◆ **Records from a dataset**
========
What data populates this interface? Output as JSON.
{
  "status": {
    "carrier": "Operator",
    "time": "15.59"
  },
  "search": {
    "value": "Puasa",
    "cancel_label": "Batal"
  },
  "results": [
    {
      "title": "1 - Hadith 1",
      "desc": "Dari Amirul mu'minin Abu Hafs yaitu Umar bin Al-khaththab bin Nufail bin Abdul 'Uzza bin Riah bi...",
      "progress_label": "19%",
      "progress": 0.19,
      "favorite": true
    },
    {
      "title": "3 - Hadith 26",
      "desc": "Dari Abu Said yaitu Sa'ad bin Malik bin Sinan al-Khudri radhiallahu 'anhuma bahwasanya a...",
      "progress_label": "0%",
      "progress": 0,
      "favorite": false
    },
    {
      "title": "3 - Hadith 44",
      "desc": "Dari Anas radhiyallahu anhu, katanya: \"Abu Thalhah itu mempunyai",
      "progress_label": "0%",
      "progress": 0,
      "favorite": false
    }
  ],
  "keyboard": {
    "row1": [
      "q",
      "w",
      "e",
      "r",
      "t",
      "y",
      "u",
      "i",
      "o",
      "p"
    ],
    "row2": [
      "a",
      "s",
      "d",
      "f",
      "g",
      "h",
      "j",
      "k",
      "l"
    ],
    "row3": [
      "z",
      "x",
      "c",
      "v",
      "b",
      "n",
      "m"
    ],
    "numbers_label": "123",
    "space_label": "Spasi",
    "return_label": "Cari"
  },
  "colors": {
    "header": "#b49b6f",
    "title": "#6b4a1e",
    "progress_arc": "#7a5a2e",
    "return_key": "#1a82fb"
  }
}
========
◆ **Set problem**
Could you quote the material above in full, exactly as it stands?

◆ **Task result**
What data populates this interface? Output as JSON.
{
  "status": {
    "carrier": "Operator",
    "time": "15.59"
  },
  "search": {
    "value": "Puasa",
    "cancel_label": "Batal"
  },
  "results": [
    {
      "title": "1 - Hadith 1",
      "desc": "Dari Amirul mu'minin Abu Hafs yaitu Umar bin Al-khaththab bin Nufail bin Abdul 'Uzza bin Riah bi...",
      "progress_label": "19%",
      "progress": 0.19,
      "favorite": true
    },
    {
      "title": "3 - Hadith 26",
      "desc": "Dari Abu Said yaitu Sa'ad bin Malik bin Sinan al-Khudri radhiallahu 'anhuma bahwasanya a...",
      "progress_label": "0%",
      "progress": 0,
      "favorite": false
    },
    {
      "title": "3 - Hadith 44",
      "desc": "Dari Anas radhiyallahu anhu, katanya: \"Abu Thalhah itu mempunyai",
      "progress_label": "0%",
      "progress": 0,
      "favorite": false
    }
  ],
  "keyboard": {
    "row1": [
      "q",
      "w",
      "e",
      "r",
      "t",
      "y",
      "u",
      "i",
      "o",
      "p"
    ],
    "row2": [
      "a",
      "s",
      "d",
      "f",
      "g",
      "h",
      "j",
      "k",
      "l"
    ],
    "row3": [
      "z",
      "x",
      "c",
      "v",
      "b",
      "n",
      "m"
    ],
    "numbers_label": "123",
    "space_label": "Spasi",
    "return_label": "Cari"
  },
  "colors": {
    "header": "#b49b6f",
    "title": "#6b4a1e",
    "progress_arc": "#7a5a2e",
    "return_key": "#1a82fb"
  }
}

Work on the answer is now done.